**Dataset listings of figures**

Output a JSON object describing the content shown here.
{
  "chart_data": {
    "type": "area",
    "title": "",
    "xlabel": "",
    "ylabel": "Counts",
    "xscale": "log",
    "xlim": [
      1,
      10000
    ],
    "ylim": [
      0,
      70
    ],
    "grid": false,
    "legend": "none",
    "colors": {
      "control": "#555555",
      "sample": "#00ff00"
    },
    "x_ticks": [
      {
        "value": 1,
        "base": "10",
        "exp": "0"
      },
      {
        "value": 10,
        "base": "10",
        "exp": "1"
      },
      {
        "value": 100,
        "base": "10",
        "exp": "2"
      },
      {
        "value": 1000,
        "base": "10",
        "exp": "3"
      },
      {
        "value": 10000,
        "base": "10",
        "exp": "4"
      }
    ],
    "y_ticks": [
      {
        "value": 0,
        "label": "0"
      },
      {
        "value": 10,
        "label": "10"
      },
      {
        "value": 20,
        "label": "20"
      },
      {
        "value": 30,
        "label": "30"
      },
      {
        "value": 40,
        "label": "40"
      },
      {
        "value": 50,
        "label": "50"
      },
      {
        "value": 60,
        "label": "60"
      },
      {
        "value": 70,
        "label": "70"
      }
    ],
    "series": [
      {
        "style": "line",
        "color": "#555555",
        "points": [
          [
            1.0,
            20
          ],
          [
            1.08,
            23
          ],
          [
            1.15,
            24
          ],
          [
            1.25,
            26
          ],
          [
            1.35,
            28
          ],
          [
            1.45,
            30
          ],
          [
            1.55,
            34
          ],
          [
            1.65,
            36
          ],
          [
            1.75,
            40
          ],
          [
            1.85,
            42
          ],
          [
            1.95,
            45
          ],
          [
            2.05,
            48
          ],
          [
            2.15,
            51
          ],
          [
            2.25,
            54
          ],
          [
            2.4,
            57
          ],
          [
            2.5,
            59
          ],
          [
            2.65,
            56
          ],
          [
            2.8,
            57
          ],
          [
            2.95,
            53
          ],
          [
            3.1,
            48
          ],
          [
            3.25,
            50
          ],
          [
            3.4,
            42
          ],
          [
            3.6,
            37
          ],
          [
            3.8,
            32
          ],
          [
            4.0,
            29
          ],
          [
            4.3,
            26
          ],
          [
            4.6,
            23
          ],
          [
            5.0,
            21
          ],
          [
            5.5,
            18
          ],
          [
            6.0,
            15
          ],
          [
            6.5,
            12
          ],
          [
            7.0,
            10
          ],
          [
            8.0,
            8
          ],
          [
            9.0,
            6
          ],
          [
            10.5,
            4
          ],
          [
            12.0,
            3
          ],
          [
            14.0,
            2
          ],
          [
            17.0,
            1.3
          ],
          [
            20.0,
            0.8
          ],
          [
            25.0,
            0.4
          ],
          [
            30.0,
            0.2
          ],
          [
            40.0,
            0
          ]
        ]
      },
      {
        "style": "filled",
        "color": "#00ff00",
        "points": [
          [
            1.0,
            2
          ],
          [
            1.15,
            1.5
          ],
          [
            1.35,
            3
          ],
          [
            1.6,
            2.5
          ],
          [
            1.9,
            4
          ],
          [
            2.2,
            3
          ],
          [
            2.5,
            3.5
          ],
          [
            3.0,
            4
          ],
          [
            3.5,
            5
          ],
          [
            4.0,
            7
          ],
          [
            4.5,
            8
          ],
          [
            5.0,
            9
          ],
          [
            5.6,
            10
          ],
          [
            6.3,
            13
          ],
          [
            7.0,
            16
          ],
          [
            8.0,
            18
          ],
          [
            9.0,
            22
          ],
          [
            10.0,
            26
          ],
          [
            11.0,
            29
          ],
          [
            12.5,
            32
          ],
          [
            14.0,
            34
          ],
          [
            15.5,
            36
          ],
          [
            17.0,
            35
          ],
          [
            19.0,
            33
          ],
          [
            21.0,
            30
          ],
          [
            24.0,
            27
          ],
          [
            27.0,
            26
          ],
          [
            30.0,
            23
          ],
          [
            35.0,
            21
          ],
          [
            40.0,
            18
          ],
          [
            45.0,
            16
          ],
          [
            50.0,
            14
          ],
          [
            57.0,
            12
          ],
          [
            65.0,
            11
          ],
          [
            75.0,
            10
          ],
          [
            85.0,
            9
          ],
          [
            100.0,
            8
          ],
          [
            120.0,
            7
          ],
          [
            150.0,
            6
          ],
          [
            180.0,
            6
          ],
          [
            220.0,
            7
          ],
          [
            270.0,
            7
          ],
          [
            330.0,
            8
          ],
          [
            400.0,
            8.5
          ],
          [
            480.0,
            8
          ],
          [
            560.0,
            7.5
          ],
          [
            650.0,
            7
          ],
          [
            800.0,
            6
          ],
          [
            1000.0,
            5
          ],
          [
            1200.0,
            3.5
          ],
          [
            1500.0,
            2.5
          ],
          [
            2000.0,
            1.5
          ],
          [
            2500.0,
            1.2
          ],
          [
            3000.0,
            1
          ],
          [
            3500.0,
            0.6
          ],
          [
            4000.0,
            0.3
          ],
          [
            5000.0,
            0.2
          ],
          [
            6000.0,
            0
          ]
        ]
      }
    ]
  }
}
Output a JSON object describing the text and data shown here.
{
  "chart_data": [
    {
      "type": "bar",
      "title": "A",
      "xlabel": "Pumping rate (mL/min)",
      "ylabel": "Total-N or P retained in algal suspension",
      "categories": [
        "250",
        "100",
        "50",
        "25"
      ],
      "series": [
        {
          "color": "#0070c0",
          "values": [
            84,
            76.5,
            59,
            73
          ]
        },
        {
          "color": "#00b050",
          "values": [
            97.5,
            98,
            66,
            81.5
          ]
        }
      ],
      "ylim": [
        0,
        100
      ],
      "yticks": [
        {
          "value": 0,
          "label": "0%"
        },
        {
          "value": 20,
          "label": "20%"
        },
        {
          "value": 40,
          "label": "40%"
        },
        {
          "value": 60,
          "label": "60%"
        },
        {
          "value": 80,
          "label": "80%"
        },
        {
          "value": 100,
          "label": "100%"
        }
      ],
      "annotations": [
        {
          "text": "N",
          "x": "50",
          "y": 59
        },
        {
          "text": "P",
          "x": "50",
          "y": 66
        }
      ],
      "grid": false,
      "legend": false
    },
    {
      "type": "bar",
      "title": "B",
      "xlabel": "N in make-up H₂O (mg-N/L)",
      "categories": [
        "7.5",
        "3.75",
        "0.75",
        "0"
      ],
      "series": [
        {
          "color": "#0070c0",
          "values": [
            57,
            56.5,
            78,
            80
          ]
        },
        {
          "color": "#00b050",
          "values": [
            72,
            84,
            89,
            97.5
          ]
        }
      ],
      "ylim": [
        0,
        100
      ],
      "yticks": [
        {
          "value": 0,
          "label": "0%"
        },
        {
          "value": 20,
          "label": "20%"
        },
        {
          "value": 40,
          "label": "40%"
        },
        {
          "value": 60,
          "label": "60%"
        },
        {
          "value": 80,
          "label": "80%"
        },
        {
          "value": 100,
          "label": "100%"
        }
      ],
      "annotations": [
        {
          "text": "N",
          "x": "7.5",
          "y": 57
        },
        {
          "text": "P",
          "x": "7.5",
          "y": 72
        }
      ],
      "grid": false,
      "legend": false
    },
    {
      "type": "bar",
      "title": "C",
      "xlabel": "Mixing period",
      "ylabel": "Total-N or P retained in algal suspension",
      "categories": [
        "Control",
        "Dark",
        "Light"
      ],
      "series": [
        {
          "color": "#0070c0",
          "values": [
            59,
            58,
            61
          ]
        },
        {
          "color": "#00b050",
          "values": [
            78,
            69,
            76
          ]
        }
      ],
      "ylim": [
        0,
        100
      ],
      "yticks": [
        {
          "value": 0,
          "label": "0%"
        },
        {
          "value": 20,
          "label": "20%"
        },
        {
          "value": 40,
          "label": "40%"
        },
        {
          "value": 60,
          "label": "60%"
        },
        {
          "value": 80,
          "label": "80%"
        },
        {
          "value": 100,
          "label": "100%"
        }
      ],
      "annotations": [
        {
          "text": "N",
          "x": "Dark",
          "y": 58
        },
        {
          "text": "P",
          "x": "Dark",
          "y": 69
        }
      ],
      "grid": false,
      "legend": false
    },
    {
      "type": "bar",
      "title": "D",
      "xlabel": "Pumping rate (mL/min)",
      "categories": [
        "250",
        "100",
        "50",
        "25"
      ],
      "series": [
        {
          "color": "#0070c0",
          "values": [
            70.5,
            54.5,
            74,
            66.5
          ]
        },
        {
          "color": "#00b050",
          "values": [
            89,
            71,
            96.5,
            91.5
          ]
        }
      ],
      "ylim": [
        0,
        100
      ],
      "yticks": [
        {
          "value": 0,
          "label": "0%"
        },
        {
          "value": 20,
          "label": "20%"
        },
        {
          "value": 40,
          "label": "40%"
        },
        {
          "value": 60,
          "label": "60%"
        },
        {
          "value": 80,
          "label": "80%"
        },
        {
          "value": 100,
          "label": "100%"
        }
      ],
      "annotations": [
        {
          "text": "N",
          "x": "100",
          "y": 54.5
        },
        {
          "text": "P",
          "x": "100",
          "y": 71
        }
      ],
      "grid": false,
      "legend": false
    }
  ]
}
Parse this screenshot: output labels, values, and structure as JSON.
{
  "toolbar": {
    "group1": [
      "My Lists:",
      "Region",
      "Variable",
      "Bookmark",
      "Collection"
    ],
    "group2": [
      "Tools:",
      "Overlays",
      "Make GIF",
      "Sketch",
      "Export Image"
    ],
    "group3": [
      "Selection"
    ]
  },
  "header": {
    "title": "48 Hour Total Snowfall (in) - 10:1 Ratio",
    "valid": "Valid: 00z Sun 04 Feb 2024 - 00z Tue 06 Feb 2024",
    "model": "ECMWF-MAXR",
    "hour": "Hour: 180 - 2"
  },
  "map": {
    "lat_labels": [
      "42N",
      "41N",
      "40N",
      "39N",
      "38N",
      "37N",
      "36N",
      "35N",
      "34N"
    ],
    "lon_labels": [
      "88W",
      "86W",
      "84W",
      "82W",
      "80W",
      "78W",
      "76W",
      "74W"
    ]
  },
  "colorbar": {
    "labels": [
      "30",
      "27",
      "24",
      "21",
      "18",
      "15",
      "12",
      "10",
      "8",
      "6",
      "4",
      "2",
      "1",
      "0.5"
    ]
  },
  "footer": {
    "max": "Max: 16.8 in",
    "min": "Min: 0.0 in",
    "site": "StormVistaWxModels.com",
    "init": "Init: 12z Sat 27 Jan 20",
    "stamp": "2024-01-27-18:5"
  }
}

**INSTRUCTIONS TO FOLLOW**
From the line that contains "Parse this screenshot: output" down to the last line of the listing above, repeat each line exactly, and include nothing else.

**REPLY TO THE EXERCISE**
Parse this screenshot: output labels, values, and structure as JSON.
{
  "toolbar": {
    "group1": [
      "My Lists:",
      "Region",
      "Variable",
      "Bookmark",
      "Collection"
    ],
    "group2": [
      "Tools:",
      "Overlays",
      "Make GIF",
      "Sketch",
      "Export Image"
    ],
    "group3": [
      "Selection"
    ]
  },
  "header": {
    "title": "48 Hour Total Snowfall (in) - 10:1 Ratio",
    "valid": "Valid: 00z Sun 04 Feb 2024 - 00z Tue 06 Feb 2024",
    "model": "ECMWF-MAXR",
    "hour": "Hour: 180 - 2"
  },
  "map": {
    "lat_labels": [
      "42N",
      "41N",
      "40N",
      "39N",
      "38N",
      "37N",
      "36N",
      "35N",
      "34N"
    ],
    "lon_labels": [
      "88W",
      "86W",
      "84W",
      "82W",
      "80W",
      "78W",
      "76W",
      "74W"
    ]
  },
  "colorbar": {
    "labels": [
      "30",
      "27",
      "24",
      "21",
      "18",
      "15",
      "12",
      "10",
      "8",
      "6",
      "4",
      "2",
      "1",
      "0.5"
    ]
  },
  "footer": {
    "max": "Max: 16.8 in",
    "min": "Min: 0.0 in",
    "site": "StormVistaWxModels.com",
    "init": "Init: 12z Sat 27 Jan 20",
    "stamp": "2024-01-27-18:5"
  }
}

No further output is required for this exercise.